Pick out each line containing the string "this" and copy it.

** Start Data extract **

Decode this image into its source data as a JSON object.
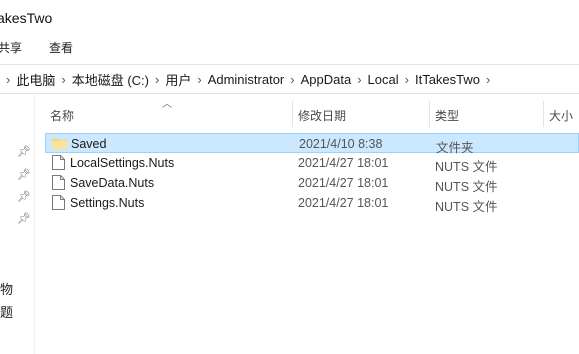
{
  "window": {
    "title": "akesTwo"
  },
  "ribbon": {
    "tabs": [
      "共享",
      "查看"
    ]
  },
  "address": {
    "crumbs": [
      "此电脑",
      "本地磁盘 (C:)",
      "用户",
      "Administrator",
      "AppData",
      "Local",
      "ItTakesTwo"
    ]
  },
  "navpane": {
    "fragments": [
      "物",
      "题"
    ]
  },
  "columns": {
    "name": "名称",
    "date": "修改日期",
    "type": "类型",
    "size": "大小"
  },
  "files": [
    {
      "name": "Saved",
      "date": "2021/4/10 8:38",
      "type": "文件夹",
      "icon": "folder-icon",
      "selected": true
    },
    {
      "name": "LocalSettings.Nuts",
      "date": "2021/4/27 18:01",
      "type": "NUTS 文件",
      "icon": "file-icon",
      "selected": false
    },
    {
      "name": "SaveData.Nuts",
      "date": "2021/4/27 18:01",
      "type": "NUTS 文件",
      "icon": "file-icon",
      "selected": false
    },
    {
      "name": "Settings.Nuts",
      "date": "2021/4/27 18:01",
      "type": "NUTS 文件",
      "icon": "file-icon",
      "selected": false
    }
  ],
  "colors": {
    "selection_bg": "#cce8ff",
    "selection_border": "#99d1ff",
    "folder": "#f8d775"
  }
}
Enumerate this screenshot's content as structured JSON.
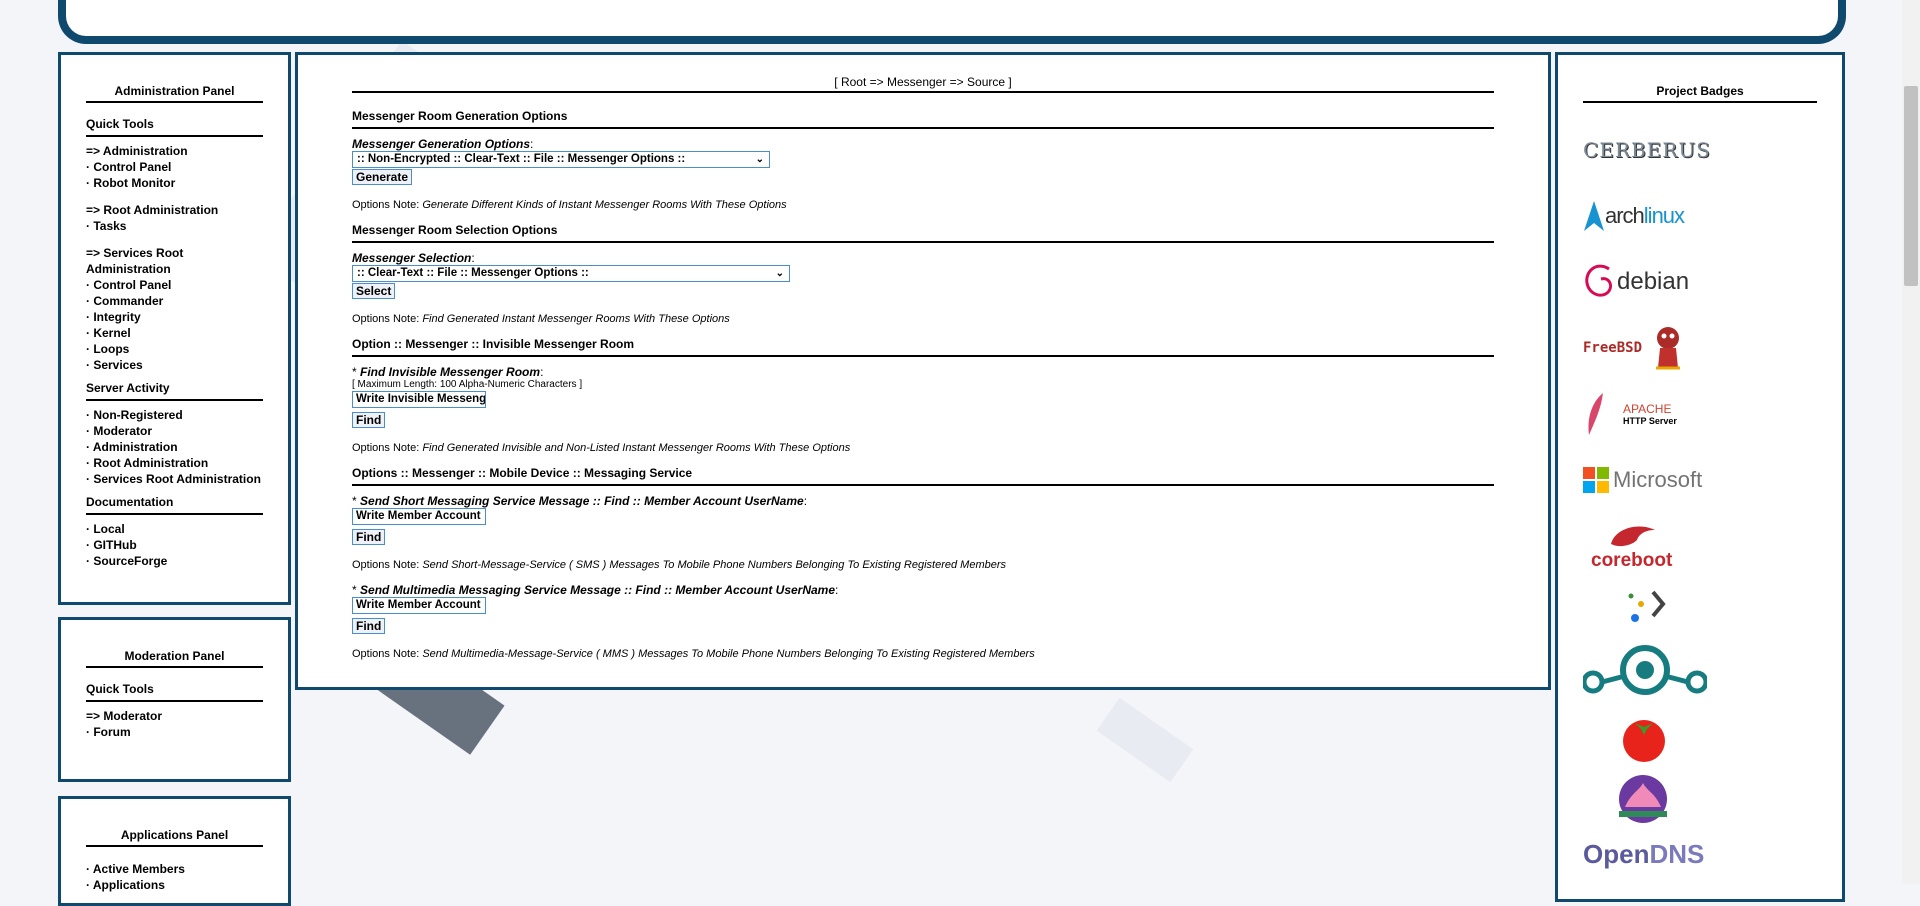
{
  "admin_panel": {
    "title": "Administration Panel",
    "sections": [
      {
        "heading": "Quick Tools",
        "groups": [
          [
            "=> Administration",
            "· Control Panel",
            "· Robot Monitor"
          ],
          [
            "=> Root Administration",
            "· Tasks"
          ],
          [
            "=> Services Root Administration",
            "· Control Panel",
            "· Commander",
            "· Integrity",
            "· Kernel",
            "· Loops",
            "· Services"
          ]
        ]
      },
      {
        "heading": "Server Activity",
        "groups": [
          [
            "· Non-Registered",
            "· Moderator",
            "· Administration",
            "· Root Administration",
            "· Services Root Administration"
          ]
        ]
      },
      {
        "heading": "Documentation",
        "groups": [
          [
            "· Local",
            "· GITHub",
            "· SourceForge"
          ]
        ]
      }
    ]
  },
  "moderation_panel": {
    "title": "Moderation Panel",
    "heading": "Quick Tools",
    "items": [
      "=> Moderator",
      "· Forum"
    ]
  },
  "applications_panel": {
    "title": "Applications Panel",
    "items": [
      "· Active Members",
      "· Applications"
    ]
  },
  "main": {
    "breadcrumb": "[ Root => Messenger => Source ]",
    "gen": {
      "heading": "Messenger Room Generation Options",
      "label": "Messenger Generation Options",
      "select_value": ":: Non-Encrypted :: Clear-Text :: File :: Messenger Options ::",
      "button": "Generate",
      "note_prefix": "Options Note: ",
      "note": "Generate Different Kinds of Instant Messenger Rooms With These Options"
    },
    "selection": {
      "heading": "Messenger Room Selection Options",
      "label": "Messenger Selection",
      "select_value": ":: Clear-Text :: File :: Messenger Options ::",
      "button": "Select",
      "note_prefix": "Options Note: ",
      "note": "Find Generated Instant Messenger Rooms With These Options"
    },
    "invisible": {
      "heading": "Option :: Messenger :: Invisible Messenger Room",
      "star": "* ",
      "label": "Find Invisible Messenger Room",
      "hint": "[ Maximum Length: 100 Alpha-Numeric Characters ]",
      "input_value": "Write Invisible Messenger Room",
      "button": "Find",
      "note_prefix": "Options Note: ",
      "note": "Find Generated Invisible and Non-Listed Instant Messenger Rooms With These Options"
    },
    "mobile": {
      "heading": "Options :: Messenger :: Mobile Device :: Messaging Service",
      "sms_star": "* ",
      "sms_label": "Send Short Messaging Service Message :: Find :: Member Account UserName",
      "sms_input": "Write Member Account",
      "sms_button": "Find",
      "sms_note_prefix": "Options Note: ",
      "sms_note": "Send Short-Message-Service ( SMS ) Messages To Mobile Phone Numbers Belonging To Existing Registered Members",
      "mms_star": "* ",
      "mms_label": "Send Multimedia Messaging Service Message :: Find :: Member Account UserName",
      "mms_input": "Write Member Account",
      "mms_button": "Find",
      "mms_note_prefix": "Options Note: ",
      "mms_note": "Send Multimedia-Message-Service ( MMS ) Messages To Mobile Phone Numbers Belonging To Existing Registered Members"
    }
  },
  "badges": {
    "title": "Project Badges",
    "items": [
      {
        "name": "cerberus-logo",
        "text": "CERBERUS"
      },
      {
        "name": "archlinux-logo",
        "text_a": "arch",
        "text_b": "linux"
      },
      {
        "name": "debian-logo",
        "text": "debian"
      },
      {
        "name": "freebsd-logo",
        "text": "FreeBSD"
      },
      {
        "name": "apache-logo",
        "text_a": "APACHE",
        "text_b": "HTTP Server"
      },
      {
        "name": "microsoft-logo",
        "text": "Microsoft"
      },
      {
        "name": "coreboot-logo",
        "text": "coreboot"
      },
      {
        "name": "prompt-logo"
      },
      {
        "name": "lineageos-logo"
      },
      {
        "name": "tomato-logo"
      },
      {
        "name": "lotus-logo"
      },
      {
        "name": "opendns-logo",
        "text_a": "Open",
        "text_b": "DNS"
      }
    ],
    "colors": {
      "arch": "#1793d1",
      "debian": "#d70a53",
      "freebsd": "#ab2b28",
      "coreboot": "#c4272d",
      "opendns": "#5a5a9c",
      "lineage": "#167c80"
    }
  }
}
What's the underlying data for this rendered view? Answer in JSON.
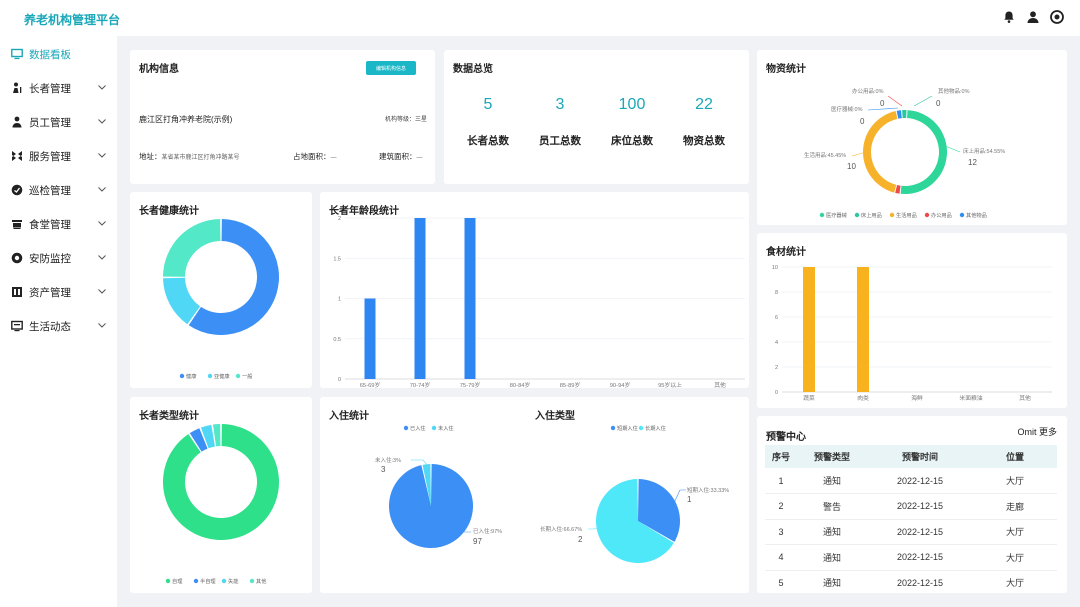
{
  "app": {
    "title": "养老机构管理平台"
  },
  "header_icons": [
    "bell-icon",
    "user-icon",
    "power-icon"
  ],
  "sidebar": {
    "items": [
      {
        "label": "数据看板",
        "icon": "monitor-icon",
        "active": true
      },
      {
        "label": "长者管理",
        "icon": "elder-icon"
      },
      {
        "label": "员工管理",
        "icon": "staff-icon"
      },
      {
        "label": "服务管理",
        "icon": "service-icon"
      },
      {
        "label": "巡检管理",
        "icon": "inspect-icon"
      },
      {
        "label": "食堂管理",
        "icon": "canteen-icon"
      },
      {
        "label": "安防监控",
        "icon": "camera-icon"
      },
      {
        "label": "资产管理",
        "icon": "asset-icon"
      },
      {
        "label": "生活动态",
        "icon": "life-icon"
      }
    ]
  },
  "org_info": {
    "title": "机构信息",
    "edit_label": "编辑机构信息",
    "name": "鹿江区打角冲养老院(示例)",
    "level_label": "机构等级：",
    "level_value": "三星",
    "address_label": "地址：",
    "address_value": "某省某市鹿江区打角冲路某号",
    "area_label": "占地面积：",
    "area_value": "—",
    "build_label": "建筑面积：",
    "build_value": "—"
  },
  "overview": {
    "title": "数据总览",
    "stats": [
      {
        "value": "5",
        "label": "长者总数"
      },
      {
        "value": "3",
        "label": "员工总数"
      },
      {
        "value": "100",
        "label": "床位总数"
      },
      {
        "value": "22",
        "label": "物资总数"
      }
    ]
  },
  "health": {
    "title": "长者健康统计",
    "legend": [
      "健康",
      "亚健康",
      "一般"
    ]
  },
  "age": {
    "title": "长者年龄段统计"
  },
  "elder_type": {
    "title": "长者类型统计",
    "legend": [
      "自理",
      "半自理",
      "失能",
      "其他"
    ]
  },
  "checkin": {
    "title": "入住统计",
    "legend": [
      "已入住",
      "未入住"
    ]
  },
  "checkin_type": {
    "title": "入住类型",
    "legend": [
      "短期入住",
      "长期入住"
    ]
  },
  "supplies": {
    "title": "物资统计",
    "legend": [
      "医疗器械",
      "床上用品",
      "生活用品",
      "办公用品",
      "其他物品"
    ]
  },
  "food": {
    "title": "食材统计"
  },
  "alerts": {
    "title": "预警中心",
    "more": "Omit 更多",
    "columns": [
      "序号",
      "预警类型",
      "预警时间",
      "位置"
    ],
    "rows": [
      {
        "no": "1",
        "type": "通知",
        "time": "2022-12-15",
        "loc": "大厅"
      },
      {
        "no": "2",
        "type": "警告",
        "time": "2022-12-15",
        "loc": "走廊"
      },
      {
        "no": "3",
        "type": "通知",
        "time": "2022-12-15",
        "loc": "大厅"
      },
      {
        "no": "4",
        "type": "通知",
        "time": "2022-12-15",
        "loc": "大厅"
      },
      {
        "no": "5",
        "type": "通知",
        "time": "2022-12-15",
        "loc": "大厅"
      }
    ]
  },
  "chart_data": [
    {
      "type": "pie",
      "title": "长者健康统计",
      "labels": [
        "健康",
        "亚健康",
        "一般"
      ],
      "values": [
        60,
        15,
        25
      ],
      "colors": [
        "#3b8ff5",
        "#4fd7f5",
        "#52e8c8"
      ]
    },
    {
      "type": "bar",
      "title": "长者年龄段统计",
      "categories": [
        "65-69岁",
        "70-74岁",
        "75-79岁",
        "80-84岁",
        "85-89岁",
        "90-94岁",
        "95岁以上",
        "其他"
      ],
      "values": [
        1,
        2,
        2,
        0,
        0,
        0,
        0,
        0
      ],
      "yticks": [
        "0",
        "0.5",
        "1",
        "1.5",
        "2"
      ],
      "ylim": [
        0,
        2
      ],
      "color": "#2e86f3"
    },
    {
      "type": "pie",
      "title": "长者类型统计",
      "labels": [
        "自理",
        "半自理",
        "失能",
        "其他"
      ],
      "values": [
        92,
        3,
        3,
        2
      ],
      "colors": [
        "#2ee08a",
        "#3b8ff5",
        "#4fd7f5",
        "#52e8c8"
      ]
    },
    {
      "type": "pie",
      "title": "入住统计",
      "labels": [
        "已入住",
        "未入住"
      ],
      "values": [
        97,
        3
      ],
      "data_labels": [
        "已入住:97%",
        "未入住:3%"
      ],
      "counts": [
        "97",
        "3"
      ],
      "colors": [
        "#3b8ff5",
        "#4fd7f5"
      ]
    },
    {
      "type": "pie",
      "title": "入住类型",
      "labels": [
        "短期入住",
        "长期入住"
      ],
      "values": [
        1,
        2
      ],
      "data_labels": [
        "短期入住:33.33%",
        "长期入住:66.67%"
      ],
      "counts": [
        "1",
        "2"
      ],
      "colors": [
        "#3b8ff5",
        "#4fe8f8"
      ]
    },
    {
      "type": "pie",
      "title": "物资统计",
      "labels": [
        "医疗器械",
        "床上用品",
        "生活用品",
        "办公用品",
        "其他物品"
      ],
      "values": [
        12,
        0,
        10,
        0,
        0
      ],
      "data_labels": [
        "床上用品:54.55%",
        "生活用品:45.45%",
        "医疗器械:0%",
        "办公用品:0%",
        "其他物品:0%"
      ],
      "counts": [
        "12",
        "10",
        "0",
        "0",
        "0"
      ],
      "colors": [
        "#2ed69a",
        "#27c9a0",
        "#f7b22b",
        "#ee4a4a",
        "#2f8ff0"
      ]
    },
    {
      "type": "bar",
      "title": "食材统计",
      "categories": [
        "蔬菜",
        "肉类",
        "海鲜",
        "米面粮油",
        "其他"
      ],
      "values": [
        10,
        10,
        0,
        0,
        0
      ],
      "yticks": [
        "0",
        "2",
        "4",
        "6",
        "8",
        "10"
      ],
      "ylim": [
        0,
        10
      ],
      "color": "#f7b21e"
    }
  ]
}
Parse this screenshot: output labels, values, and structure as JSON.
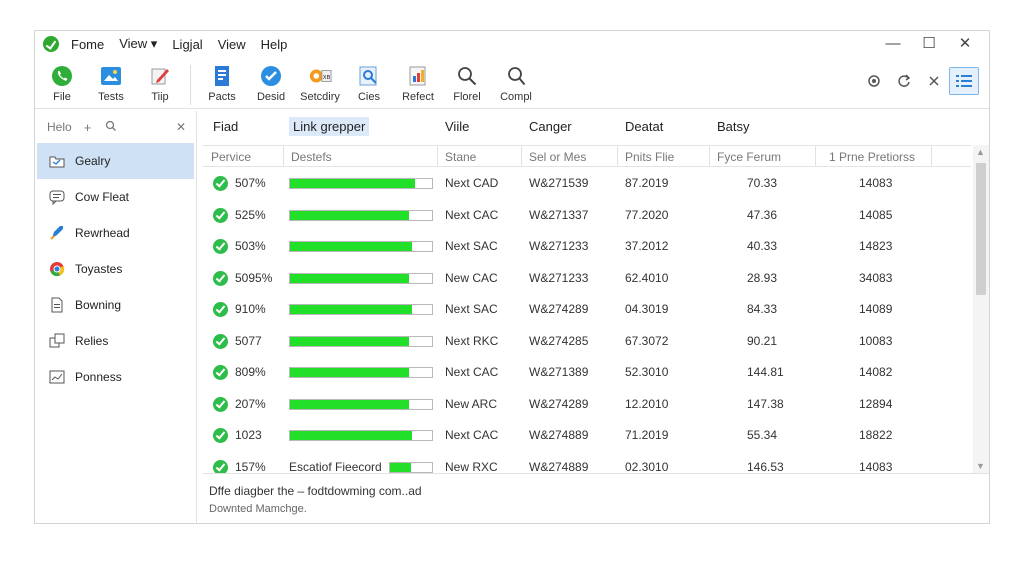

** End Data extract **

**Exercise result:**
Decode this image into its source data as a JSON object.
Enumerate this screenshot's content as structured JSON.
What's the underlying data for this rendered view? Answer in JSON.
Parse this screenshot: output labels, values, and structure as JSON.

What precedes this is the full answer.